[Objective] Pull out all lines from the listing below in which the word "DEMONSTRAÇÃO" appears.

--- Begin Raw data ---

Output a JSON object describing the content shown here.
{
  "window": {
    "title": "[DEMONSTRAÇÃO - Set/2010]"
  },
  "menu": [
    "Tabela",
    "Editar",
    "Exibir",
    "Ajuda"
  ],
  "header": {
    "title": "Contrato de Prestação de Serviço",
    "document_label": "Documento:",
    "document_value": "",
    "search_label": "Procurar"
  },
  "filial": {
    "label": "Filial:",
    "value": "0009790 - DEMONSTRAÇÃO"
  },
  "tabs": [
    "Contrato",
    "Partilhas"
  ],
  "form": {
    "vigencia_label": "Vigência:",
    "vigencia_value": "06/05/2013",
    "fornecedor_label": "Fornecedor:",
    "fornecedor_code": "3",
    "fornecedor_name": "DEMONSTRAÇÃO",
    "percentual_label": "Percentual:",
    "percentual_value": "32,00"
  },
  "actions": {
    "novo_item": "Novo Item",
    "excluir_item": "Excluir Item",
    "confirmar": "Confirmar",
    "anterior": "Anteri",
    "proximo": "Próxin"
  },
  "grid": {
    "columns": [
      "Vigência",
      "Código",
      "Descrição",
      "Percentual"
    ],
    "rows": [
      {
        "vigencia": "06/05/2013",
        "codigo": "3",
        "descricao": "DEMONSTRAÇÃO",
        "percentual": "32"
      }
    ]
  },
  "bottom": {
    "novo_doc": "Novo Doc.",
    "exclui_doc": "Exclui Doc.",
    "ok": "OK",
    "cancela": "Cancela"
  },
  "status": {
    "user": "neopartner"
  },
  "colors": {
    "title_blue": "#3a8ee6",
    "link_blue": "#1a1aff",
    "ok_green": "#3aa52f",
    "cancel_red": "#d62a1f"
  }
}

--- End Raw data ---

[Response to the task]
    "title": "[DEMONSTRAÇÃO - Set/2010]"
    "value": "0009790 - DEMONSTRAÇÃO"
    "fornecedor_name": "DEMONSTRAÇÃO",
        "descricao": "DEMONSTRAÇÃO",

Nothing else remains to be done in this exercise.